AIM OF THE EXERCISE: Could you copy every line from the material below in which "arrow" appears?

RECORDS SHOWN:
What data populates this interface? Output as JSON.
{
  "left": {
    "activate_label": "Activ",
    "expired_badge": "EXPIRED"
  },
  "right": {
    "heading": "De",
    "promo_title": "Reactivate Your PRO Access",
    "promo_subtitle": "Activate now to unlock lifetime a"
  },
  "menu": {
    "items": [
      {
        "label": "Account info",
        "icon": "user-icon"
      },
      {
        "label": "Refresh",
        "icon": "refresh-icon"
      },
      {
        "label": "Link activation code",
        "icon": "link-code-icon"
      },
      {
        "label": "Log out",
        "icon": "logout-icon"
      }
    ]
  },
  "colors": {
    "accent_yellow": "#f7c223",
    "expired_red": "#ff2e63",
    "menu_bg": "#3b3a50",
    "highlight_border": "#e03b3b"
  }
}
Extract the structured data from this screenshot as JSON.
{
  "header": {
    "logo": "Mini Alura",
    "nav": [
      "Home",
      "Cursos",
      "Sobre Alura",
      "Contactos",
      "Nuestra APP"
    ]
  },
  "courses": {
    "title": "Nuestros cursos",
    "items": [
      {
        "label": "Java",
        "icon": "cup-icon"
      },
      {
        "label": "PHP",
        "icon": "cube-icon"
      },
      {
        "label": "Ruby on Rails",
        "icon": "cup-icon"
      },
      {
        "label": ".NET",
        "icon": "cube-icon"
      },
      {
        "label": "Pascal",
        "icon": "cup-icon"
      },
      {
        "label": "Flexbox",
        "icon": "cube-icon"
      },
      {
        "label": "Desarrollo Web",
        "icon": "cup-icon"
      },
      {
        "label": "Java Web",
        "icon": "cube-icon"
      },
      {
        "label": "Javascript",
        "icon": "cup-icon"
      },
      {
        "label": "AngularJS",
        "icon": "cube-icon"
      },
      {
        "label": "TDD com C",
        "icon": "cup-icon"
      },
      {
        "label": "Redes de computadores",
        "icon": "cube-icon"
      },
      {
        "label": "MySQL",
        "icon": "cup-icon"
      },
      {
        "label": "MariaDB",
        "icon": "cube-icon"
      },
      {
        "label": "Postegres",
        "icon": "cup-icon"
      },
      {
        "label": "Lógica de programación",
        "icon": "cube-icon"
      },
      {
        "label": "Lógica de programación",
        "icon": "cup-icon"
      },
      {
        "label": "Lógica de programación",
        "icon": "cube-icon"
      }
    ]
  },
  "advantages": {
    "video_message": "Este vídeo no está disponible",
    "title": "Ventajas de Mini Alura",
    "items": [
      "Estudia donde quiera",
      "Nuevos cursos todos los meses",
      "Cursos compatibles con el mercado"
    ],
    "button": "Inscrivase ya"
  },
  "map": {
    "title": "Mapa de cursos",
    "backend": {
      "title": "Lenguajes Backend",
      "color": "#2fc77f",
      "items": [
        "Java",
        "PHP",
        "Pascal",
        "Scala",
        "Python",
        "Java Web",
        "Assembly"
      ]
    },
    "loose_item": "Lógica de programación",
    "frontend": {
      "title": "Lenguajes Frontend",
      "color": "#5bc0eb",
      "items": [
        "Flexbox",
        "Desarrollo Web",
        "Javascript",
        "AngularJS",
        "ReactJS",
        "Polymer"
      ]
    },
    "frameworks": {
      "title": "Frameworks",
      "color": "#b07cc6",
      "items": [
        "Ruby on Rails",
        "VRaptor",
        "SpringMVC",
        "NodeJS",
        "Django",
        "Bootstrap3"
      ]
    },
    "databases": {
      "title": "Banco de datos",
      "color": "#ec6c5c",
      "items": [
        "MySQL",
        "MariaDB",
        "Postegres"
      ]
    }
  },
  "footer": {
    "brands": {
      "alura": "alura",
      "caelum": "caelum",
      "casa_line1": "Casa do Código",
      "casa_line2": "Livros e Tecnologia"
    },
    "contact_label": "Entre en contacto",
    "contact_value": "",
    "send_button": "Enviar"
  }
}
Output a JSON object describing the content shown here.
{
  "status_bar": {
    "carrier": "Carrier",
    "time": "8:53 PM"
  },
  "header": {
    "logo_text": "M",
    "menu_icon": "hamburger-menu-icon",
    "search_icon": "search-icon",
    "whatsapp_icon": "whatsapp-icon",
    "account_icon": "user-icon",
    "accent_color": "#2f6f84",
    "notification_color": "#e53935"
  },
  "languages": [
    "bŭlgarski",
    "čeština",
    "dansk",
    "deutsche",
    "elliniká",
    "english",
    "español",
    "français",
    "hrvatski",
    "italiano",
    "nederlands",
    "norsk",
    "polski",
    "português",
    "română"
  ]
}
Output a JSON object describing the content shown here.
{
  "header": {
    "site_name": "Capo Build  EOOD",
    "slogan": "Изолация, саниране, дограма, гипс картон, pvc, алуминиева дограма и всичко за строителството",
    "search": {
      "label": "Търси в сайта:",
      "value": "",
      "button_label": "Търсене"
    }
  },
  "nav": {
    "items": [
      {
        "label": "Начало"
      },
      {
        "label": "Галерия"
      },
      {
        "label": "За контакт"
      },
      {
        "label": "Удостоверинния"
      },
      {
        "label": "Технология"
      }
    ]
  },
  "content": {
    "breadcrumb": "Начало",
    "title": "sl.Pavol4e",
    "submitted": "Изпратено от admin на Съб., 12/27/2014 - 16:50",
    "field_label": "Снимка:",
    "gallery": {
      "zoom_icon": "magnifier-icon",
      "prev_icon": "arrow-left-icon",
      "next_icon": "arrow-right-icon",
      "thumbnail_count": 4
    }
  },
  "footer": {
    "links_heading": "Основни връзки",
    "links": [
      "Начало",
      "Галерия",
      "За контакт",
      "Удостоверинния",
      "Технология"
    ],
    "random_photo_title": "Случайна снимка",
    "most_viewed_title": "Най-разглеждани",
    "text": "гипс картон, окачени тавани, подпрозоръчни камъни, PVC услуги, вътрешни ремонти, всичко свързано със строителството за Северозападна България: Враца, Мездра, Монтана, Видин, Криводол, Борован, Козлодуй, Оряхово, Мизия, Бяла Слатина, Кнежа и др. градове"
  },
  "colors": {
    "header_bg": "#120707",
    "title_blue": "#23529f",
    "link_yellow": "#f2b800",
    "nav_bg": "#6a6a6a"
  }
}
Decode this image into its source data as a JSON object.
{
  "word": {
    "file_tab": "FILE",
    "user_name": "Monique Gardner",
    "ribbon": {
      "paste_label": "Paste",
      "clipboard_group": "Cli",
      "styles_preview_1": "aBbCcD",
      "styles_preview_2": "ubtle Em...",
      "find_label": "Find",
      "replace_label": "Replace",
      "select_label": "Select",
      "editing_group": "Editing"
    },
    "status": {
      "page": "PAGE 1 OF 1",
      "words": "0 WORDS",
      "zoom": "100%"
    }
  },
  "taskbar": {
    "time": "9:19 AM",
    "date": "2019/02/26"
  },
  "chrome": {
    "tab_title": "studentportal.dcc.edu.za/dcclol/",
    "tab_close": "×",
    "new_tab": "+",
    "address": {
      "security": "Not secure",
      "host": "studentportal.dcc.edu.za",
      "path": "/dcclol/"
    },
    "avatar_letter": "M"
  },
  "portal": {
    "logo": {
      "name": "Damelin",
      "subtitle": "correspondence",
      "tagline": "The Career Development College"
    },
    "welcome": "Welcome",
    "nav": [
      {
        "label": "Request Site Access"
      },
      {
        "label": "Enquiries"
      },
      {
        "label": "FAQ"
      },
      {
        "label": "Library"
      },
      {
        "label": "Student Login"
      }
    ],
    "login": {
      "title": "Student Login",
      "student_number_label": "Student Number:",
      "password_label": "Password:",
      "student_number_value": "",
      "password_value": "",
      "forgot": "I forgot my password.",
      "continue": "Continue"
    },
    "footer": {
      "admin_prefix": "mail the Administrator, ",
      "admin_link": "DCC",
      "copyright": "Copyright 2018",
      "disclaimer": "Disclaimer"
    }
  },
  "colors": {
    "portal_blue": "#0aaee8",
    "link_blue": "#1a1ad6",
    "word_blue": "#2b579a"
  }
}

OUTPUT OF THE EXERCISE:
      "prev_icon": "arrow-left-icon",
      "next_icon": "arrow-right-icon",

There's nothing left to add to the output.